— START Entries supplied —

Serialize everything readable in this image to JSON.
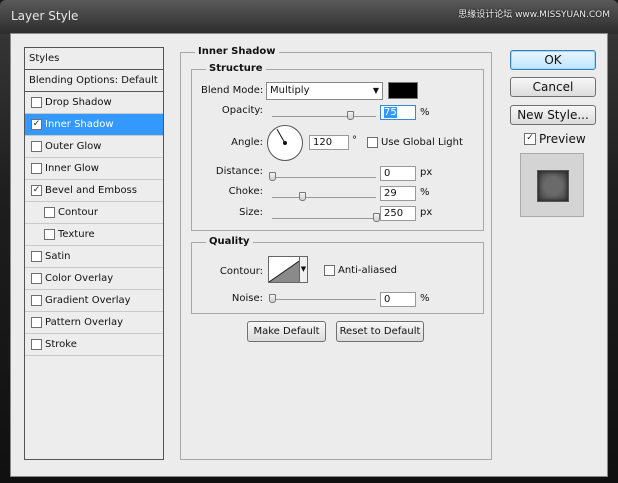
{
  "window": {
    "title": "Layer Style",
    "watermark": "思缘设计论坛 www.MISSYUAN.COM"
  },
  "styles_list": {
    "items": [
      {
        "label": "Styles",
        "type": "header",
        "checked": null,
        "selected": false
      },
      {
        "label": "Blending Options: Default",
        "type": "header",
        "checked": null,
        "selected": false
      },
      {
        "label": "Drop Shadow",
        "type": "item",
        "checked": false,
        "selected": false
      },
      {
        "label": "Inner Shadow",
        "type": "item",
        "checked": true,
        "selected": true
      },
      {
        "label": "Outer Glow",
        "type": "item",
        "checked": false,
        "selected": false
      },
      {
        "label": "Inner Glow",
        "type": "item",
        "checked": false,
        "selected": false
      },
      {
        "label": "Bevel and Emboss",
        "type": "item",
        "checked": true,
        "selected": false
      },
      {
        "label": "Contour",
        "type": "sub",
        "checked": false,
        "selected": false
      },
      {
        "label": "Texture",
        "type": "sub",
        "checked": false,
        "selected": false
      },
      {
        "label": "Satin",
        "type": "item",
        "checked": false,
        "selected": false
      },
      {
        "label": "Color Overlay",
        "type": "item",
        "checked": false,
        "selected": false
      },
      {
        "label": "Gradient Overlay",
        "type": "item",
        "checked": false,
        "selected": false
      },
      {
        "label": "Pattern Overlay",
        "type": "item",
        "checked": false,
        "selected": false
      },
      {
        "label": "Stroke",
        "type": "item",
        "checked": false,
        "selected": false
      }
    ]
  },
  "panel": {
    "title": "Inner Shadow",
    "structure": {
      "title": "Structure",
      "blend_mode": {
        "label": "Blend Mode:",
        "value": "Multiply",
        "color": "#000000"
      },
      "opacity": {
        "label": "Opacity:",
        "value": "75",
        "unit": "%",
        "slider_fraction": 0.75
      },
      "angle": {
        "label": "Angle:",
        "value": "120",
        "unit": "°",
        "degrees": 120,
        "global_light_label": "Use Global Light",
        "global_light_checked": false
      },
      "distance": {
        "label": "Distance:",
        "value": "0",
        "unit": "px",
        "slider_fraction": 0.0
      },
      "choke": {
        "label": "Choke:",
        "value": "29",
        "unit": "%",
        "slider_fraction": 0.29
      },
      "size": {
        "label": "Size:",
        "value": "250",
        "unit": "px",
        "slider_fraction": 1.0
      }
    },
    "quality": {
      "title": "Quality",
      "contour": {
        "label": "Contour:",
        "anti_aliased_label": "Anti-aliased",
        "anti_aliased_checked": false
      },
      "noise": {
        "label": "Noise:",
        "value": "0",
        "unit": "%",
        "slider_fraction": 0.0
      }
    },
    "make_default_label": "Make Default",
    "reset_default_label": "Reset to Default"
  },
  "buttons": {
    "ok_label": "OK",
    "cancel_label": "Cancel",
    "new_style_label": "New Style...",
    "preview_label": "Preview",
    "preview_checked": true
  }
}
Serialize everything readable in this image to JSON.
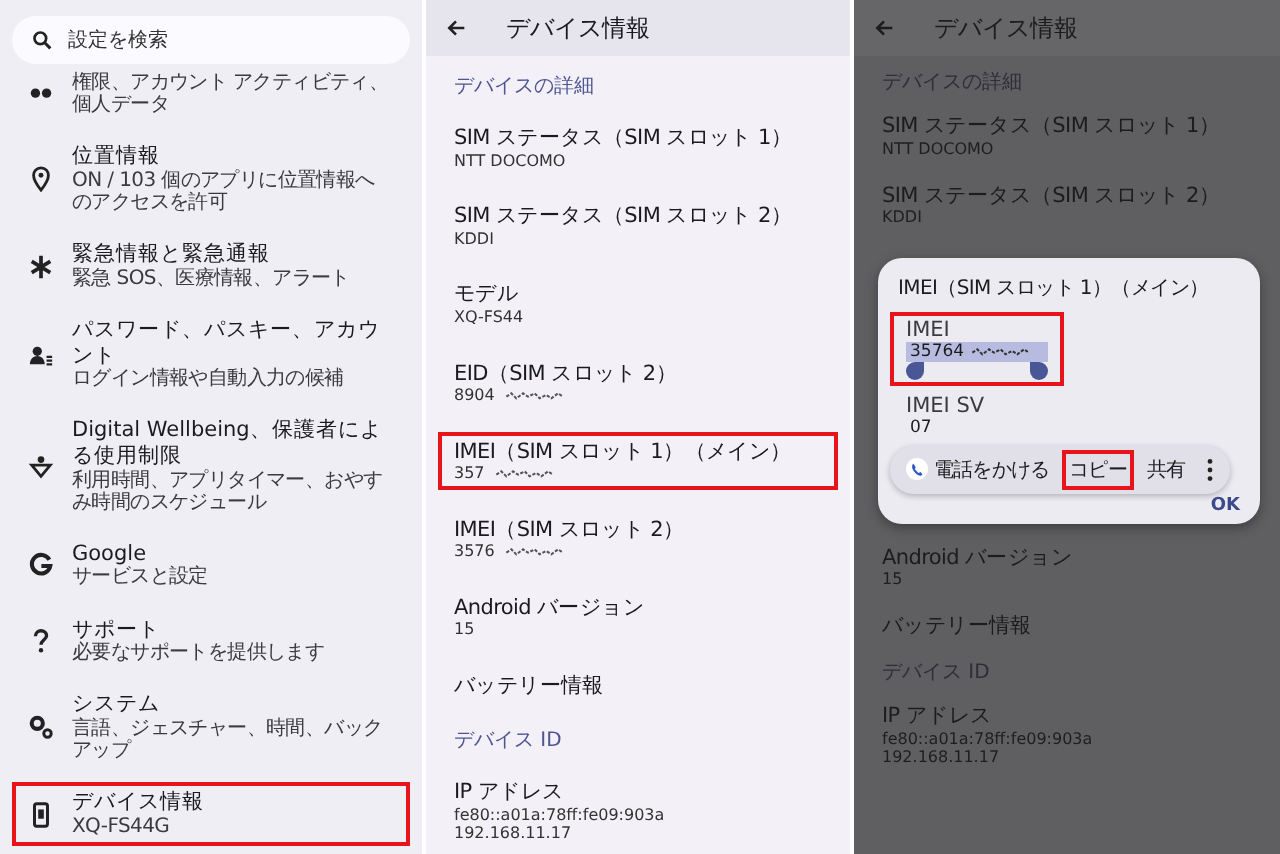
{
  "settings_panel": {
    "search": {
      "placeholder": "設定を検索"
    },
    "items": [
      {
        "subtitle": "権限、アカウント アクティビティ、個人データ",
        "highlighted": false
      },
      {
        "title": "位置情報",
        "subtitle": "ON / 103 個のアプリに位置情報へのアクセスを許可",
        "highlighted": false
      },
      {
        "title": "緊急情報と緊急通報",
        "subtitle": "緊急 SOS、医療情報、アラート",
        "highlighted": false
      },
      {
        "title": "パスワード、パスキー、アカウント",
        "subtitle": "ログイン情報や自動入力の候補",
        "highlighted": false
      },
      {
        "title": "Digital Wellbeing、保護者による使用制限",
        "subtitle": "利用時間、アプリタイマー、おやすみ時間のスケジュール",
        "highlighted": false
      },
      {
        "title": "Google",
        "subtitle": "サービスと設定",
        "highlighted": false
      },
      {
        "title": "サポート",
        "subtitle": "必要なサポートを提供します",
        "highlighted": false
      },
      {
        "title": "システム",
        "subtitle": "言語、ジェスチャー、時間、バックアップ",
        "highlighted": false
      },
      {
        "title": "デバイス情報",
        "subtitle": "XQ-FS44G",
        "highlighted": true
      }
    ]
  },
  "device_info": {
    "title": "デバイス情報",
    "items": [
      {
        "kind": "header",
        "title": "デバイスの詳細"
      },
      {
        "kind": "item",
        "title": "SIM ステータス（SIM スロット 1）",
        "values": [
          "NTT DOCOMO"
        ],
        "masked": false,
        "highlighted": false
      },
      {
        "kind": "item",
        "title": "SIM ステータス（SIM スロット 2）",
        "values": [
          "KDDI"
        ],
        "masked": false,
        "highlighted": false
      },
      {
        "kind": "item",
        "title": "モデル",
        "values": [
          "XQ-FS44"
        ],
        "masked": false,
        "highlighted": false
      },
      {
        "kind": "item",
        "title": "EID（SIM スロット 2）",
        "values": [
          "8904"
        ],
        "masked": true,
        "highlighted": false
      },
      {
        "kind": "item",
        "title": "IMEI（SIM スロット 1）（メイン）",
        "values": [
          "357"
        ],
        "masked": true,
        "highlighted": true
      },
      {
        "kind": "item",
        "title": "IMEI（SIM スロット 2）",
        "values": [
          "3576"
        ],
        "masked": true,
        "highlighted": false
      },
      {
        "kind": "item",
        "title": "Android バージョン",
        "values": [
          "15"
        ],
        "masked": false,
        "highlighted": false
      },
      {
        "kind": "item",
        "title": "バッテリー情報",
        "highlighted": false
      },
      {
        "kind": "header",
        "title": "デバイス ID"
      },
      {
        "kind": "item",
        "title": "IP アドレス",
        "values": [
          "fe80::a01a:78ff:fe09:903a",
          "192.168.11.17"
        ],
        "masked": false,
        "highlighted": false
      }
    ]
  },
  "dialog_screen": {
    "title": "デバイス情報",
    "items_above": [
      {
        "kind": "header",
        "title": "デバイスの詳細"
      },
      {
        "kind": "item",
        "title": "SIM ステータス（SIM スロット 1）",
        "values": [
          "NTT DOCOMO"
        ],
        "masked": false,
        "highlighted": false
      },
      {
        "kind": "item",
        "title": "SIM ステータス（SIM スロット 2）",
        "values": [
          "KDDI"
        ],
        "masked": false,
        "highlighted": false
      }
    ],
    "dialog": {
      "title": "IMEI（SIM スロット 1）（メイン）",
      "fields": [
        {
          "label": "IMEI",
          "value": "35764",
          "masked": true,
          "selected": true,
          "highlighted": true
        },
        {
          "label": "IMEI SV",
          "value": "07",
          "masked": false,
          "selected": false,
          "highlighted": false
        }
      ],
      "actions": [
        {
          "kind": "call",
          "label": "電話をかける",
          "highlighted": false
        },
        {
          "kind": "text",
          "label": "コピー",
          "highlighted": true
        },
        {
          "kind": "text",
          "label": "共有",
          "highlighted": false
        },
        {
          "kind": "more",
          "highlighted": false
        }
      ],
      "ok": "OK"
    },
    "items_below": [
      {
        "kind": "item",
        "title": "Android バージョン",
        "values": [
          "15"
        ],
        "masked": false,
        "highlighted": false
      },
      {
        "kind": "item",
        "title": "バッテリー情報",
        "highlighted": false
      },
      {
        "kind": "header",
        "title": "デバイス ID"
      },
      {
        "kind": "item",
        "title": "IP アドレス",
        "values": [
          "fe80::a01a:78ff:fe09:903a",
          "192.168.11.17"
        ],
        "masked": false,
        "highlighted": false
      }
    ]
  }
}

— END Entries supplied —

Copy all of the entries verbatim, leaving out any pictures they contain.

Serialize everything readable in this image to JSON.
{
  "window": {
    "title": "Layer Style",
    "watermark": "思缘设计论坛 www.MISSYUAN.COM"
  },
  "styles_list": {
    "items": [
      {
        "label": "Styles",
        "type": "header",
        "checked": null,
        "selected": false
      },
      {
        "label": "Blending Options: Default",
        "type": "header",
        "checked": null,
        "selected": false
      },
      {
        "label": "Drop Shadow",
        "type": "item",
        "checked": false,
        "selected": false
      },
      {
        "label": "Inner Shadow",
        "type": "item",
        "checked": true,
        "selected": true
      },
      {
        "label": "Outer Glow",
        "type": "item",
        "checked": false,
        "selected": false
      },
      {
        "label": "Inner Glow",
        "type": "item",
        "checked": false,
        "selected": false
      },
      {
        "label": "Bevel and Emboss",
        "type": "item",
        "checked": true,
        "selected": false
      },
      {
        "label": "Contour",
        "type": "sub",
        "checked": false,
        "selected": false
      },
      {
        "label": "Texture",
        "type": "sub",
        "checked": false,
        "selected": false
      },
      {
        "label": "Satin",
        "type": "item",
        "checked": false,
        "selected": false
      },
      {
        "label": "Color Overlay",
        "type": "item",
        "checked": false,
        "selected": false
      },
      {
        "label": "Gradient Overlay",
        "type": "item",
        "checked": false,
        "selected": false
      },
      {
        "label": "Pattern Overlay",
        "type": "item",
        "checked": false,
        "selected": false
      },
      {
        "label": "Stroke",
        "type": "item",
        "checked": false,
        "selected": false
      }
    ]
  },
  "panel": {
    "title": "Inner Shadow",
    "structure": {
      "title": "Structure",
      "blend_mode": {
        "label": "Blend Mode:",
        "value": "Multiply",
        "color": "#000000"
      },
      "opacity": {
        "label": "Opacity:",
        "value": "75",
        "unit": "%",
        "slider_fraction": 0.75
      },
      "angle": {
        "label": "Angle:",
        "value": "120",
        "unit": "°",
        "degrees": 120,
        "global_light_label": "Use Global Light",
        "global_light_checked": false
      },
      "distance": {
        "label": "Distance:",
        "value": "0",
        "unit": "px",
        "slider_fraction": 0.0
      },
      "choke": {
        "label": "Choke:",
        "value": "29",
        "unit": "%",
        "slider_fraction": 0.29
      },
      "size": {
        "label": "Size:",
        "value": "250",
        "unit": "px",
        "slider_fraction": 1.0
      }
    },
    "quality": {
      "title": "Quality",
      "contour": {
        "label": "Contour:",
        "anti_aliased_label": "Anti-aliased",
        "anti_aliased_checked": false
      },
      "noise": {
        "label": "Noise:",
        "value": "0",
        "unit": "%",
        "slider_fraction": 0.0
      }
    },
    "make_default_label": "Make Default",
    "reset_default_label": "Reset to Default"
  },
  "buttons": {
    "ok_label": "OK",
    "cancel_label": "Cancel",
    "new_style_label": "New Style...",
    "preview_label": "Preview",
    "preview_checked": true
  }
}
Serialize everything readable in this image to JSON.
{
  "settings_panel": {
    "search": {
      "placeholder": "設定を検索"
    },
    "items": [
      {
        "subtitle": "権限、アカウント アクティビティ、個人データ",
        "highlighted": false
      },
      {
        "title": "位置情報",
        "subtitle": "ON / 103 個のアプリに位置情報へのアクセスを許可",
        "highlighted": false
      },
      {
        "title": "緊急情報と緊急通報",
        "subtitle": "緊急 SOS、医療情報、アラート",
        "highlighted": false
      },
      {
        "title": "パスワード、パスキー、アカウント",
        "subtitle": "ログイン情報や自動入力の候補",
        "highlighted": false
      },
      {
        "title": "Digital Wellbeing、保護者による使用制限",
        "subtitle": "利用時間、アプリタイマー、おやすみ時間のスケジュール",
        "highlighted": false
      },
      {
        "title": "Google",
        "subtitle": "サービスと設定",
        "highlighted": false
      },
      {
        "title": "サポート",
        "subtitle": "必要なサポートを提供します",
        "highlighted": false
      },
      {
        "title": "システム",
        "subtitle": "言語、ジェスチャー、時間、バックアップ",
        "highlighted": false
      },
      {
        "title": "デバイス情報",
        "subtitle": "XQ-FS44G",
        "highlighted": true
      }
    ]
  },
  "device_info": {
    "title": "デバイス情報",
    "items": [
      {
        "kind": "header",
        "title": "デバイスの詳細"
      },
      {
        "kind": "item",
        "title": "SIM ステータス（SIM スロット 1）",
        "values": [
          "NTT DOCOMO"
        ],
        "masked": false,
        "highlighted": false
      },
      {
        "kind": "item",
        "title": "SIM ステータス（SIM スロット 2）",
        "values": [
          "KDDI"
        ],
        "masked": false,
        "highlighted": false
      },
      {
        "kind": "item",
        "title": "モデル",
        "values": [
          "XQ-FS44"
        ],
        "masked": false,
        "highlighted": false
      },
      {
        "kind": "item",
        "title": "EID（SIM スロット 2）",
        "values": [
          "8904"
        ],
        "masked": true,
        "highlighted": false
      },
      {
        "kind": "item",
        "title": "IMEI（SIM スロット 1）（メイン）",
        "values": [
          "357"
        ],
        "masked": true,
        "highlighted": true
      },
      {
        "kind": "item",
        "title": "IMEI（SIM スロット 2）",
        "values": [
          "3576"
        ],
        "masked": true,
        "highlighted": false
      },
      {
        "kind": "item",
        "title": "Android バージョン",
        "values": [
          "15"
        ],
        "masked": false,
        "highlighted": false
      },
      {
        "kind": "item",
        "title": "バッテリー情報",
        "highlighted": false
      },
      {
        "kind": "header",
        "title": "デバイス ID"
      },
      {
        "kind": "item",
        "title": "IP アドレス",
        "values": [
          "fe80::a01a:78ff:fe09:903a",
          "192.168.11.17"
        ],
        "masked": false,
        "highlighted": false
      }
    ]
  },
  "dialog_screen": {
    "title": "デバイス情報",
    "items_above": [
      {
        "kind": "header",
        "title": "デバイスの詳細"
      },
      {
        "kind": "item",
        "title": "SIM ステータス（SIM スロット 1）",
        "values": [
          "NTT DOCOMO"
        ],
        "masked": false,
        "highlighted": false
      },
      {
        "kind": "item",
        "title": "SIM ステータス（SIM スロット 2）",
        "values": [
          "KDDI"
        ],
        "masked": false,
        "highlighted": false
      }
    ],
    "dialog": {
      "title": "IMEI（SIM スロット 1）（メイン）",
      "fields": [
        {
          "label": "IMEI",
          "value": "35764",
          "masked": true,
          "selected": true,
          "highlighted": true
        },
        {
          "label": "IMEI SV",
          "value": "07",
          "masked": false,
          "selected": false,
          "highlighted": false
        }
      ],
      "actions": [
        {
          "kind": "call",
          "label": "電話をかける",
          "highlighted": false
        },
        {
          "kind": "text",
          "label": "コピー",
          "highlighted": true
        },
        {
          "kind": "text",
          "label": "共有",
          "highlighted": false
        },
        {
          "kind": "more",
          "highlighted": false
        }
      ],
      "ok": "OK"
    },
    "items_below": [
      {
        "kind": "item",
        "title": "Android バージョン",
        "values": [
          "15"
        ],
        "masked": false,
        "highlighted": false
      },
      {
        "kind": "item",
        "title": "バッテリー情報",
        "highlighted": false
      },
      {
        "kind": "header",
        "title": "デバイス ID"
      },
      {
        "kind": "item",
        "title": "IP アドレス",
        "values": [
          "fe80::a01a:78ff:fe09:903a",
          "192.168.11.17"
        ],
        "masked": false,
        "highlighted": false
      }
    ]
  }
}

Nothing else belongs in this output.